Leave out any picture and return the remaining listing below exactly as given.

> **DATA LISTING**:

···

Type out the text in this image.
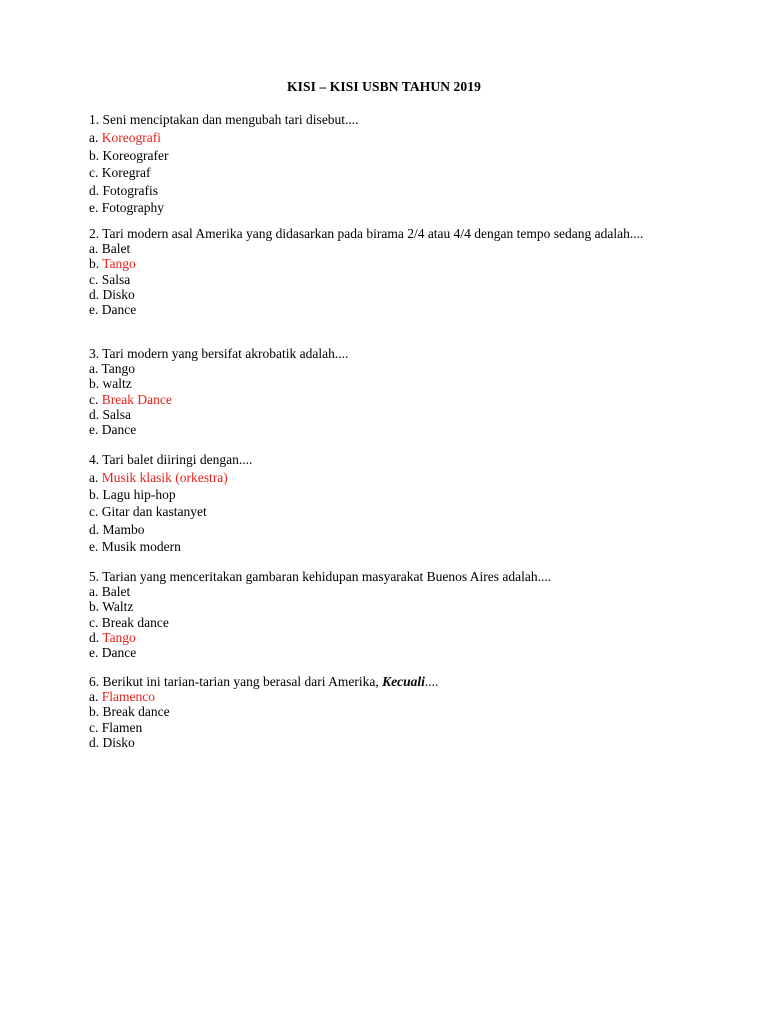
KISI – KISI USBN TAHUN 2019

1. Seni menciptakan dan mengubah tari disebut....

a. Koreografi

b. Koreografer

c. Koregraf

d. Fotografis

e. Fotography

2. Tari modern asal Amerika yang didasarkan pada birama 2/4 atau 4/4 dengan tempo sedang adalah....

a. Balet

b. Tango

c. Salsa

d. Disko

e. Dance

3. Tari modern yang bersifat akrobatik adalah....

a. Tango

b. waltz

c. Break Dance

d. Salsa

e. Dance

4. Tari balet diiringi dengan....

a. Musik klasik (orkestra)

b. Lagu hip-hop

c. Gitar dan kastanyet

d. Mambo

e. Musik modern

5. Tarian yang menceritakan gambaran kehidupan masyarakat Buenos Aires adalah....

a. Balet

b. Waltz

c. Break dance

d. Tango

e. Dance

6. Berikut ini tarian-tarian yang berasal dari Amerika, Kecuali....

a. Flamenco

b. Break dance

c. Flamen

d. Disko
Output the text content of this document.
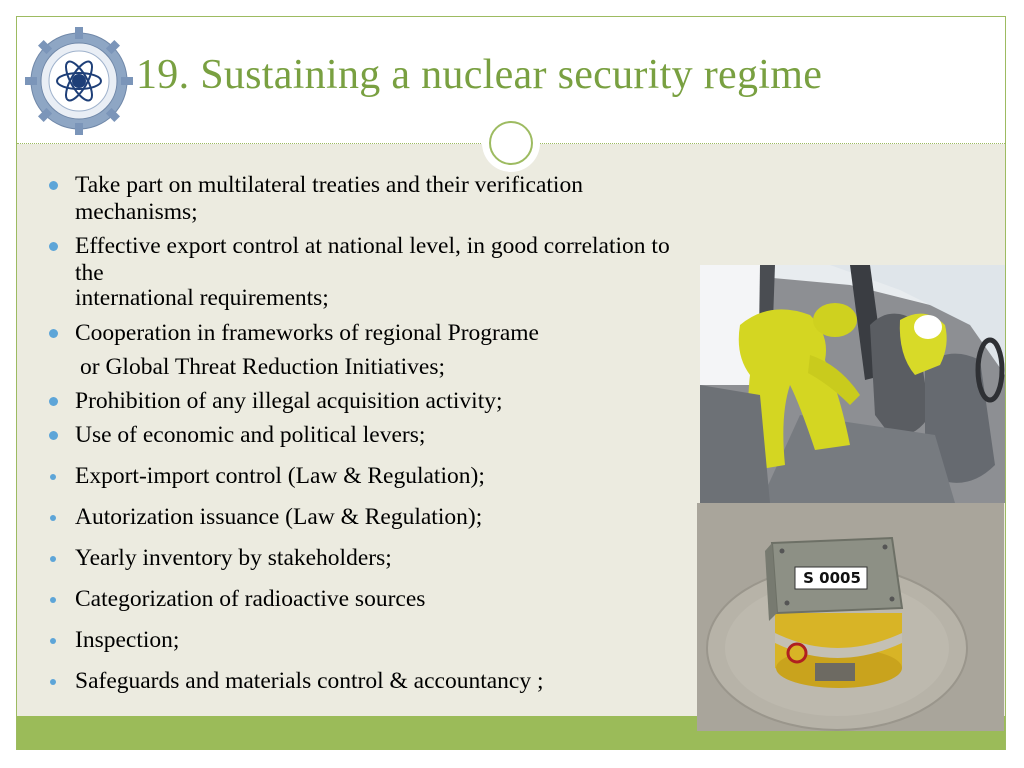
19. Sustaining a nuclear security regime
Take part on multilateral treaties and their verification mechanisms;
Effective export control at national level, in good correlation to the
international requirements;
Cooperation in frameworks of regional Programe
or Global Threat Reduction Initiatives;
Prohibition of any illegal acquisition activity;
Use of economic and political levers;
Export-import control (Law & Regulation);
Autorization issuance (Law & Regulation);
Yearly inventory by stakeholders;
Categorization of radioactive sources
Inspection;
Safeguards and materials control & accountancy ;
S 0005
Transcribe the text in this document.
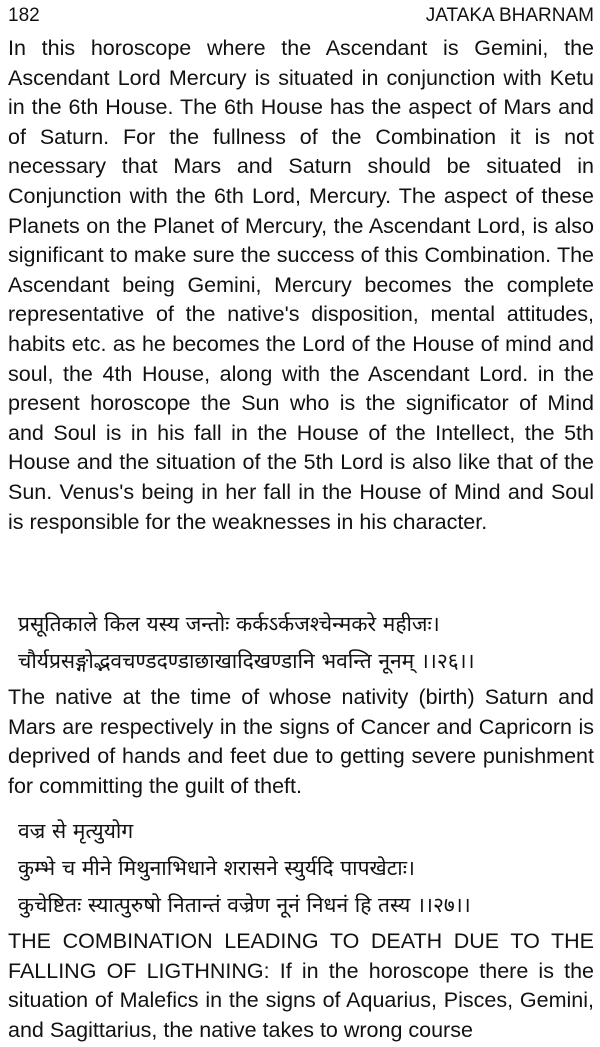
182	JATAKA BHARNAM

In this horoscope where the Ascendant is Gemini, the Ascendant Lord Mercury is situated in conjunction with Ketu in the 6th House. The 6th House has the aspect of Mars and of Saturn. For the fullness of the Combination it is not necessary that Mars and Saturn should be situated in Conjunction with the 6th Lord, Mercury. The aspect of these Planets on the Planet of Mercury, the Ascendant Lord, is also significant to make sure the success of this Combination. The Ascendant being Gemini, Mercury becomes the complete representative of the native's disposition, mental attitudes, habits etc. as he becomes the Lord of the House of mind and soul, the 4th House, along with the Ascendant Lord. in the present horoscope the Sun who is the significator of Mind and Soul is in his fall in the House of the Intellect, the 5th House and the situation of the 5th Lord is also like that of the Sun. Venus's being in her fall in the House of Mind and Soul is responsible for the weaknesses in his character.

प्रसूतिकाले किल यस्य जन्तोः कर्कऽर्कजश्चेन्मकरे महीजः।
चौर्यप्रसङ्गोद्भवचण्डदण्डाछाखादिखण्डानि भवन्ति नूनम् ।।२६।।

The native at the time of whose nativity (birth) Saturn and Mars are respectively in the signs of Cancer and Capricorn is deprived of hands and feet due to getting severe punishment for committing the guilt of theft.

वज्र से मृत्युयोग
कुम्भे च मीने मिथुनाभिधाने शरासने स्युर्यदि पापखेटाः।
कुचेष्टितः स्यात्पुरुषो नितान्तं वज्रेण नूनं निधनं हि तस्य ।।२७।।

THE COMBINATION LEADING TO DEATH DUE TO THE FALLING OF LIGTHNING: If in the horoscope there is the situation of Malefics in the signs of Aquarius, Pisces, Gemini, and Sagittarius, the native takes to wrong course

···

> **ANSWER TO THIS TASK**:
Type out the text in this image.
KISI – KISI USBN TAHUN 2019

1. Seni menciptakan dan mengubah tari disebut....

a. Koreografi

b. Koreografer

c. Koregraf

d. Fotografis

e. Fotography

2. Tari modern asal Amerika yang didasarkan pada birama 2/4 atau 4/4 dengan tempo sedang adalah....

a. Balet

b. Tango

c. Salsa

d. Disko

e. Dance

3. Tari modern yang bersifat akrobatik adalah....

a. Tango

b. waltz

c. Break Dance

d. Salsa

e. Dance

4. Tari balet diiringi dengan....

a. Musik klasik (orkestra)

b. Lagu hip-hop

c. Gitar dan kastanyet

d. Mambo

e. Musik modern

5. Tarian yang menceritakan gambaran kehidupan masyarakat Buenos Aires adalah....

a. Balet

b. Waltz

c. Break dance

d. Tango

e. Dance

6. Berikut ini tarian-tarian yang berasal dari Amerika, Kecuali....

a. Flamenco

b. Break dance

c. Flamen

d. Disko
Output the text content of this document.
19. Sustaining a nuclear security regime
Take part on multilateral treaties and their verification mechanisms;
Effective export control at national level, in good correlation to the
international requirements;
Cooperation in frameworks of regional Programe
or Global Threat Reduction Initiatives;
Prohibition of any illegal acquisition activity;
Use of economic and political levers;
Export-import control (Law & Regulation);
Autorization issuance (Law & Regulation);
Yearly inventory by stakeholders;
Categorization of radioactive sources
Inspection;
Safeguards and materials control & accountancy ;
S 0005
Transcribe the text in this document.
182	JATAKA BHARNAM

In this horoscope where the Ascendant is Gemini, the Ascendant Lord Mercury is situated in conjunction with Ketu in the 6th House. The 6th House has the aspect of Mars and of Saturn. For the fullness of the Combination it is not necessary that Mars and Saturn should be situated in Conjunction with the 6th Lord, Mercury. The aspect of these Planets on the Planet of Mercury, the Ascendant Lord, is also significant to make sure the success of this Combination. The Ascendant being Gemini, Mercury becomes the complete representative of the native's disposition, mental attitudes, habits etc. as he becomes the Lord of the House of mind and soul, the 4th House, along with the Ascendant Lord. in the present horoscope the Sun who is the significator of Mind and Soul is in his fall in the House of the Intellect, the 5th House and the situation of the 5th Lord is also like that of the Sun. Venus's being in her fall in the House of Mind and Soul is responsible for the weaknesses in his character.

प्रसूतिकाले किल यस्य जन्तोः कर्कऽर्कजश्चेन्मकरे महीजः।
चौर्यप्रसङ्गोद्भवचण्डदण्डाछाखादिखण्डानि भवन्ति नूनम् ।।२६।।

The native at the time of whose nativity (birth) Saturn and Mars are respectively in the signs of Cancer and Capricorn is deprived of hands and feet due to getting severe punishment for committing the guilt of theft.

वज्र से मृत्युयोग
कुम्भे च मीने मिथुनाभिधाने शरासने स्युर्यदि पापखेटाः।
कुचेष्टितः स्यात्पुरुषो नितान्तं वज्रेण नूनं निधनं हि तस्य ।।२७।।

THE COMBINATION LEADING TO DEATH DUE TO THE FALLING OF LIGTHNING: If in the horoscope there is the situation of Malefics in the signs of Aquarius, Pisces, Gemini, and Sagittarius, the native takes to wrong course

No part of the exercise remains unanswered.